**Layout annotation records**
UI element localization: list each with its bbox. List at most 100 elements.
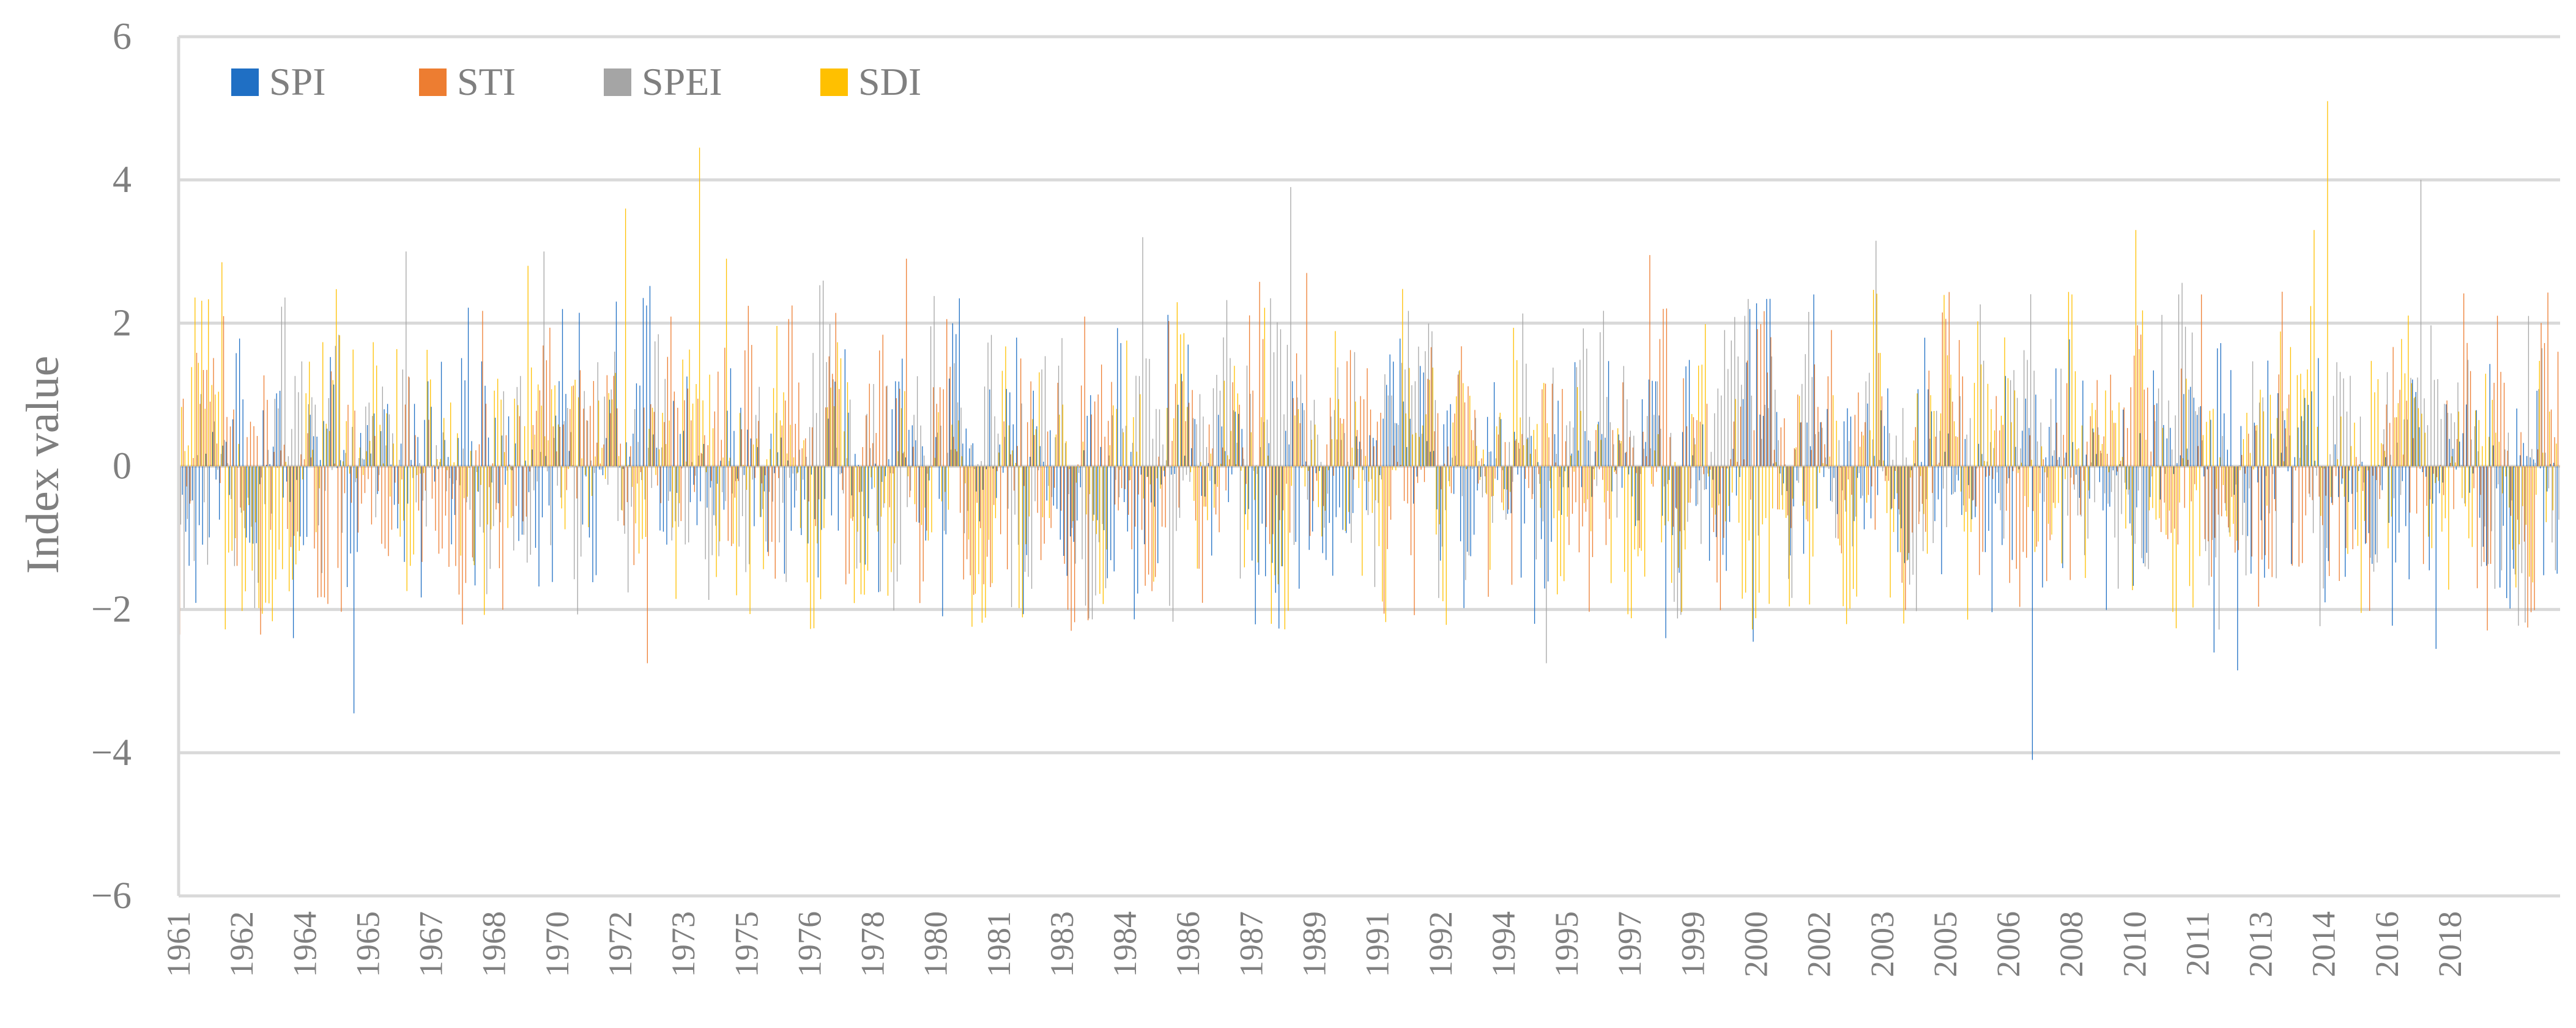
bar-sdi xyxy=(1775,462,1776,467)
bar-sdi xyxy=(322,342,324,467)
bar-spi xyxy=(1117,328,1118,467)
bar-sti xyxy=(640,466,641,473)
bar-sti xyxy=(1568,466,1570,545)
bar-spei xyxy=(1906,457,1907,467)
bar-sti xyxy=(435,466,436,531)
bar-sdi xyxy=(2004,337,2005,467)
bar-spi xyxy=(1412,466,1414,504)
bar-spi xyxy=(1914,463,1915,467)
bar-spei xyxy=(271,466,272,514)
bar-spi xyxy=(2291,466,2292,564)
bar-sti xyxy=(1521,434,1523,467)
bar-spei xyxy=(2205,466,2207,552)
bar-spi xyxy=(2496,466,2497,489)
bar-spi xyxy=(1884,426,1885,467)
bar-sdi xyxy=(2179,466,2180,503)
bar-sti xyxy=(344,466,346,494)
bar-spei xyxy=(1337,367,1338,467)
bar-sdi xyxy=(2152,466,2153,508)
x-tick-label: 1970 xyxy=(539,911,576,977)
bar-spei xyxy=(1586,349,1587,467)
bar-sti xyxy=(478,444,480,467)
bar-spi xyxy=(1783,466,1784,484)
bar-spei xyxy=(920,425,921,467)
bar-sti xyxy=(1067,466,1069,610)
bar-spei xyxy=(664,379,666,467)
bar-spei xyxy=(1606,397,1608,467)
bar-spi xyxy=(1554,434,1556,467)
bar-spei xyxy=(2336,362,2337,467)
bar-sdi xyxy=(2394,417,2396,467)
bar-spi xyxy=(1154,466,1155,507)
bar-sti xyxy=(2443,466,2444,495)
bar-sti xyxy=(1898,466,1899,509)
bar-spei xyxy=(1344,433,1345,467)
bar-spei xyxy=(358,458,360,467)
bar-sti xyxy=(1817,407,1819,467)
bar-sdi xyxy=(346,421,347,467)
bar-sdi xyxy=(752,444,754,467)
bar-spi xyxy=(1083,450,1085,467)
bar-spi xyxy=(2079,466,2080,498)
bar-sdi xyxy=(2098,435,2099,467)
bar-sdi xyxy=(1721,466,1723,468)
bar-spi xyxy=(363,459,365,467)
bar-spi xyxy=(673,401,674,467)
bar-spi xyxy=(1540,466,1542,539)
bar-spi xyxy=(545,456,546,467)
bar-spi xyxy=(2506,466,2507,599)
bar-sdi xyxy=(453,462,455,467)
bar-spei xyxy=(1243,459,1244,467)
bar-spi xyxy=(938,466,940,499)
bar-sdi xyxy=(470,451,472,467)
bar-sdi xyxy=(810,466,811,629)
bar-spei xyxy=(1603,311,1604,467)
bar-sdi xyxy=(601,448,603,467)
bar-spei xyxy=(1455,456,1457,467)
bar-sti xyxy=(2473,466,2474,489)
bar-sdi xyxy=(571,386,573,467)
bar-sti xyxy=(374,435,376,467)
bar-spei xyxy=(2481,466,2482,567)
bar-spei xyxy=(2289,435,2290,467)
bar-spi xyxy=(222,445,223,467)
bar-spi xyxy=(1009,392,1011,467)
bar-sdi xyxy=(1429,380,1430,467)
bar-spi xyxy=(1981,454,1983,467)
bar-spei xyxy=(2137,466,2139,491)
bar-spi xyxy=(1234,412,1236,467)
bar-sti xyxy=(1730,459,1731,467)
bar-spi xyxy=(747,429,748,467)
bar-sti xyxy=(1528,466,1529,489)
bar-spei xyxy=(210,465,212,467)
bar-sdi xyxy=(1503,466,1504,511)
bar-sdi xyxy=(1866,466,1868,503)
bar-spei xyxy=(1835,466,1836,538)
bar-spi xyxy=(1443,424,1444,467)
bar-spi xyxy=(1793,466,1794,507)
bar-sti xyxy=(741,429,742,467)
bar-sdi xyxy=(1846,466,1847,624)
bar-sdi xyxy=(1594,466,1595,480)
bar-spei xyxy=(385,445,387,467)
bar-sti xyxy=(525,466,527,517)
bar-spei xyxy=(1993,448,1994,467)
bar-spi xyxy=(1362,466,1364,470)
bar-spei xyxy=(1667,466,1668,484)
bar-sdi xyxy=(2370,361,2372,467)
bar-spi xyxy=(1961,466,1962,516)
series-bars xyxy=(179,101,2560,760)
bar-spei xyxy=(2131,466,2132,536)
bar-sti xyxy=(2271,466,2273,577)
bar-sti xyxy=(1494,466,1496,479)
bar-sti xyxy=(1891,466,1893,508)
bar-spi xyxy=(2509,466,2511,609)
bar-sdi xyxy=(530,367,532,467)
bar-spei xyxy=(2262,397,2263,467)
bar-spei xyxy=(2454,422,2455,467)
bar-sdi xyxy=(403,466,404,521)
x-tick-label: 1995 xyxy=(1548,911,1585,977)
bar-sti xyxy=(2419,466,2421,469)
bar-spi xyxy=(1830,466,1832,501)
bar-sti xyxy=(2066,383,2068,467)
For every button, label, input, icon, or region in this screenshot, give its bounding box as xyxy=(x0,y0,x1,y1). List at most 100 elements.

**What is being asked**
Reproduce every line of the records above verbatim, omitting the pictures.

**Reply**
UI element localization: list each with its bbox. List at most 100 elements.
bar-sdi xyxy=(1775,462,1776,467)
bar-sdi xyxy=(322,342,324,467)
bar-spi xyxy=(1117,328,1118,467)
bar-sti xyxy=(640,466,641,473)
bar-sti xyxy=(1568,466,1570,545)
bar-spei xyxy=(1906,457,1907,467)
bar-sti xyxy=(435,466,436,531)
bar-sdi xyxy=(2004,337,2005,467)
bar-spi xyxy=(1412,466,1414,504)
bar-spi xyxy=(1914,463,1915,467)
bar-spei xyxy=(271,466,272,514)
bar-spi xyxy=(2291,466,2292,564)
bar-sti xyxy=(1521,434,1523,467)
bar-spei xyxy=(2205,466,2207,552)
bar-spi xyxy=(2496,466,2497,489)
bar-spi xyxy=(1884,426,1885,467)
bar-sdi xyxy=(2179,466,2180,503)
bar-sti xyxy=(344,466,346,494)
bar-spei xyxy=(1337,367,1338,467)
bar-sdi xyxy=(2152,466,2153,508)
x-tick-label: 1970 xyxy=(539,911,576,977)
bar-spei xyxy=(1586,349,1587,467)
bar-sti xyxy=(478,444,480,467)
bar-spi xyxy=(1783,466,1784,484)
bar-spei xyxy=(920,425,921,467)
bar-sti xyxy=(1067,466,1069,610)
bar-spei xyxy=(664,379,666,467)
bar-spei xyxy=(1606,397,1608,467)
bar-spi xyxy=(1554,434,1556,467)
bar-spei xyxy=(2336,362,2337,467)
bar-sdi xyxy=(2394,417,2396,467)
bar-spi xyxy=(1154,466,1155,507)
bar-sti xyxy=(2443,466,2444,495)
bar-sti xyxy=(1898,466,1899,509)
bar-spei xyxy=(1344,433,1345,467)
bar-spei xyxy=(358,458,360,467)
bar-sti xyxy=(1817,407,1819,467)
bar-sdi xyxy=(346,421,347,467)
bar-sdi xyxy=(752,444,754,467)
bar-spi xyxy=(1083,450,1085,467)
bar-spi xyxy=(2079,466,2080,498)
bar-sdi xyxy=(2098,435,2099,467)
bar-sdi xyxy=(1721,466,1723,468)
bar-spi xyxy=(363,459,365,467)
bar-spi xyxy=(673,401,674,467)
bar-spi xyxy=(1540,466,1542,539)
bar-spi xyxy=(545,456,546,467)
bar-spi xyxy=(2506,466,2507,599)
bar-sdi xyxy=(453,462,455,467)
bar-spei xyxy=(1243,459,1244,467)
bar-spi xyxy=(938,466,940,499)
bar-sdi xyxy=(470,451,472,467)
bar-sdi xyxy=(810,466,811,629)
bar-spei xyxy=(1603,311,1604,467)
bar-sdi xyxy=(601,448,603,467)
bar-spei xyxy=(1455,456,1457,467)
bar-sti xyxy=(2473,466,2474,489)
bar-sdi xyxy=(571,386,573,467)
bar-sti xyxy=(374,435,376,467)
bar-spei xyxy=(2481,466,2482,567)
bar-spei xyxy=(2289,435,2290,467)
bar-spi xyxy=(222,445,223,467)
bar-spi xyxy=(1009,392,1011,467)
bar-sdi xyxy=(1429,380,1430,467)
bar-spi xyxy=(1981,454,1983,467)
bar-spei xyxy=(2137,466,2139,491)
bar-spi xyxy=(1234,412,1236,467)
bar-sti xyxy=(1730,459,1731,467)
bar-spi xyxy=(747,429,748,467)
bar-sti xyxy=(1528,466,1529,489)
bar-spei xyxy=(210,465,212,467)
bar-sdi xyxy=(1503,466,1504,511)
bar-sdi xyxy=(1866,466,1868,503)
bar-spei xyxy=(1835,466,1836,538)
bar-spi xyxy=(1443,424,1444,467)
bar-spi xyxy=(1793,466,1794,507)
bar-sti xyxy=(741,429,742,467)
bar-sdi xyxy=(1846,466,1847,624)
bar-sdi xyxy=(1594,466,1595,480)
bar-spei xyxy=(385,445,387,467)
bar-sti xyxy=(525,466,527,517)
bar-spei xyxy=(1993,448,1994,467)
bar-spi xyxy=(1362,466,1364,470)
bar-spei xyxy=(1667,466,1668,484)
bar-sdi xyxy=(2370,361,2372,467)
bar-spi xyxy=(1961,466,1962,516)
series-bars xyxy=(179,101,2560,760)
bar-spei xyxy=(2131,466,2132,536)
bar-sti xyxy=(2271,466,2273,577)
bar-sti xyxy=(1494,466,1496,479)
bar-sti xyxy=(1891,466,1893,508)
bar-spi xyxy=(2509,466,2511,609)
bar-sdi xyxy=(530,367,532,467)
bar-spei xyxy=(2262,397,2263,467)
bar-spei xyxy=(2454,422,2455,467)
bar-sdi xyxy=(403,466,404,521)
x-tick-label: 1995 xyxy=(1548,911,1585,977)
bar-sti xyxy=(2419,466,2421,469)
bar-spi xyxy=(1830,466,1832,501)
bar-sti xyxy=(2066,383,2068,467)
For every button, label, input, icon, or region in this screenshot, give its bounding box as xyxy=(x0,y0,x1,y1). List at most 100 elements.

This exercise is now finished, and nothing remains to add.